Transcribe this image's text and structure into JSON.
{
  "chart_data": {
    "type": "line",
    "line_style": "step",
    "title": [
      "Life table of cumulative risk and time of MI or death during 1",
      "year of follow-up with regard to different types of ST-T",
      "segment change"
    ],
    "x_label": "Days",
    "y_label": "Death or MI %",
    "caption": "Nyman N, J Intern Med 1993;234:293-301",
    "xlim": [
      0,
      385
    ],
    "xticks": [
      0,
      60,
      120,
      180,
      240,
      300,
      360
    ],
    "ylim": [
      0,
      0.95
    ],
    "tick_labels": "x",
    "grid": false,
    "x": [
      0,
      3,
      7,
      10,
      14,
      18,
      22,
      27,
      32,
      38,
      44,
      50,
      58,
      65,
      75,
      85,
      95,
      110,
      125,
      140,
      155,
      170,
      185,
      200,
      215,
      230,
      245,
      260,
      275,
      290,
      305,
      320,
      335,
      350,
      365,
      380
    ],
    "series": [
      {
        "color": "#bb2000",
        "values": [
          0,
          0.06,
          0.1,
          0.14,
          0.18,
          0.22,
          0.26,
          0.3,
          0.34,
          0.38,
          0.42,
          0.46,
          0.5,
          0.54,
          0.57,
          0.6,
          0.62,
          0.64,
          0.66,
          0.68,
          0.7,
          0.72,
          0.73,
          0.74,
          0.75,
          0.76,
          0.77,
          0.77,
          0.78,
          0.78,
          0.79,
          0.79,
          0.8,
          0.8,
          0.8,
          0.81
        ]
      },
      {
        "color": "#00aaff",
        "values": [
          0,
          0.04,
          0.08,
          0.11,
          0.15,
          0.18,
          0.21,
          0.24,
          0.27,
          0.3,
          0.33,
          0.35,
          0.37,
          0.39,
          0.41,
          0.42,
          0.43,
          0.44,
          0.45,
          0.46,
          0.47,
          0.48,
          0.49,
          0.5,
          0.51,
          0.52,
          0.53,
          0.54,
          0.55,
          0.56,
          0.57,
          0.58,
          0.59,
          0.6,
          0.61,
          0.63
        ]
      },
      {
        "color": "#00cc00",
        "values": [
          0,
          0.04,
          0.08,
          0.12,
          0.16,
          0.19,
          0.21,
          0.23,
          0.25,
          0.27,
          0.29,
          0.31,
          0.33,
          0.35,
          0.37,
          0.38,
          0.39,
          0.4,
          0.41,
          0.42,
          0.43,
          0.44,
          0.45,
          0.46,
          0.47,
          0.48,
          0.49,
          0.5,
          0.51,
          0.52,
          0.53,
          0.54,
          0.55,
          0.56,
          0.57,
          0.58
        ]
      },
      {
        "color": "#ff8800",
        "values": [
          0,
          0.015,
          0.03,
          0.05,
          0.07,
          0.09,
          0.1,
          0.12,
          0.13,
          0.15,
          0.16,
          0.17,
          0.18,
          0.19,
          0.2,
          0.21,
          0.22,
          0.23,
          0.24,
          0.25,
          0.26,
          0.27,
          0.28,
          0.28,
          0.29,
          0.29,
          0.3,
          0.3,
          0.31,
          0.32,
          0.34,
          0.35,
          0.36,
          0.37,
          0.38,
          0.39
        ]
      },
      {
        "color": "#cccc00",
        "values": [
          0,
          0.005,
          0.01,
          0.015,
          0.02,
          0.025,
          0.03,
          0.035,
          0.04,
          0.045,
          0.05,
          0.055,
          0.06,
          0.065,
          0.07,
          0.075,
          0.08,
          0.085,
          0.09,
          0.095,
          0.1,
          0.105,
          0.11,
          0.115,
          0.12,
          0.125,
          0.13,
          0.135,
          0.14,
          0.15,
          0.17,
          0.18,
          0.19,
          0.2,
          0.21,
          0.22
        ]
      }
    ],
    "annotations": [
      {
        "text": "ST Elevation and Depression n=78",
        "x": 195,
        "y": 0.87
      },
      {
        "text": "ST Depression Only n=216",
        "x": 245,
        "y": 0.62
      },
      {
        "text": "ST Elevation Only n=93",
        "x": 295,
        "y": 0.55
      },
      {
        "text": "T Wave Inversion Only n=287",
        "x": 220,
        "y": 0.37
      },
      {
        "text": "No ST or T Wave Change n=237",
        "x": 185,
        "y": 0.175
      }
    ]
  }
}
━━━━━━━━━━
From the listing above, extract all records word for word.

Transcribe this image's text and structure into JSON.
{
  "chart_data": {
    "type": "line",
    "line_style": "step",
    "title": [
      "Life table of cumulative risk and time of MI or death during 1",
      "year of follow-up with regard to different types of ST-T",
      "segment change"
    ],
    "x_label": "Days",
    "y_label": "Death or MI %",
    "caption": "Nyman N, J Intern Med 1993;234:293-301",
    "xlim": [
      0,
      385
    ],
    "xticks": [
      0,
      60,
      120,
      180,
      240,
      300,
      360
    ],
    "ylim": [
      0,
      0.95
    ],
    "tick_labels": "x",
    "grid": false,
    "x": [
      0,
      3,
      7,
      10,
      14,
      18,
      22,
      27,
      32,
      38,
      44,
      50,
      58,
      65,
      75,
      85,
      95,
      110,
      125,
      140,
      155,
      170,
      185,
      200,
      215,
      230,
      245,
      260,
      275,
      290,
      305,
      320,
      335,
      350,
      365,
      380
    ],
    "series": [
      {
        "color": "#bb2000",
        "values": [
          0,
          0.06,
          0.1,
          0.14,
          0.18,
          0.22,
          0.26,
          0.3,
          0.34,
          0.38,
          0.42,
          0.46,
          0.5,
          0.54,
          0.57,
          0.6,
          0.62,
          0.64,
          0.66,
          0.68,
          0.7,
          0.72,
          0.73,
          0.74,
          0.75,
          0.76,
          0.77,
          0.77,
          0.78,
          0.78,
          0.79,
          0.79,
          0.8,
          0.8,
          0.8,
          0.81
        ]
      },
      {
        "color": "#00aaff",
        "values": [
          0,
          0.04,
          0.08,
          0.11,
          0.15,
          0.18,
          0.21,
          0.24,
          0.27,
          0.3,
          0.33,
          0.35,
          0.37,
          0.39,
          0.41,
          0.42,
          0.43,
          0.44,
          0.45,
          0.46,
          0.47,
          0.48,
          0.49,
          0.5,
          0.51,
          0.52,
          0.53,
          0.54,
          0.55,
          0.56,
          0.57,
          0.58,
          0.59,
          0.6,
          0.61,
          0.63
        ]
      },
      {
        "color": "#00cc00",
        "values": [
          0,
          0.04,
          0.08,
          0.12,
          0.16,
          0.19,
          0.21,
          0.23,
          0.25,
          0.27,
          0.29,
          0.31,
          0.33,
          0.35,
          0.37,
          0.38,
          0.39,
          0.4,
          0.41,
          0.42,
          0.43,
          0.44,
          0.45,
          0.46,
          0.47,
          0.48,
          0.49,
          0.5,
          0.51,
          0.52,
          0.53,
          0.54,
          0.55,
          0.56,
          0.57,
          0.58
        ]
      },
      {
        "color": "#ff8800",
        "values": [
          0,
          0.015,
          0.03,
          0.05,
          0.07,
          0.09,
          0.1,
          0.12,
          0.13,
          0.15,
          0.16,
          0.17,
          0.18,
          0.19,
          0.2,
          0.21,
          0.22,
          0.23,
          0.24,
          0.25,
          0.26,
          0.27,
          0.28,
          0.28,
          0.29,
          0.29,
          0.3,
          0.3,
          0.31,
          0.32,
          0.34,
          0.35,
          0.36,
          0.37,
          0.38,
          0.39
        ]
      },
      {
        "color": "#cccc00",
        "values": [
          0,
          0.005,
          0.01,
          0.015,
          0.02,
          0.025,
          0.03,
          0.035,
          0.04,
          0.045,
          0.05,
          0.055,
          0.06,
          0.065,
          0.07,
          0.075,
          0.08,
          0.085,
          0.09,
          0.095,
          0.1,
          0.105,
          0.11,
          0.115,
          0.12,
          0.125,
          0.13,
          0.135,
          0.14,
          0.15,
          0.17,
          0.18,
          0.19,
          0.2,
          0.21,
          0.22
        ]
      }
    ],
    "annotations": [
      {
        "text": "ST Elevation and Depression n=78",
        "x": 195,
        "y": 0.87
      },
      {
        "text": "ST Depression Only n=216",
        "x": 245,
        "y": 0.62
      },
      {
        "text": "ST Elevation Only n=93",
        "x": 295,
        "y": 0.55
      },
      {
        "text": "T Wave Inversion Only n=287",
        "x": 220,
        "y": 0.37
      },
      {
        "text": "No ST or T Wave Change n=237",
        "x": 185,
        "y": 0.175
      }
    ]
  }
}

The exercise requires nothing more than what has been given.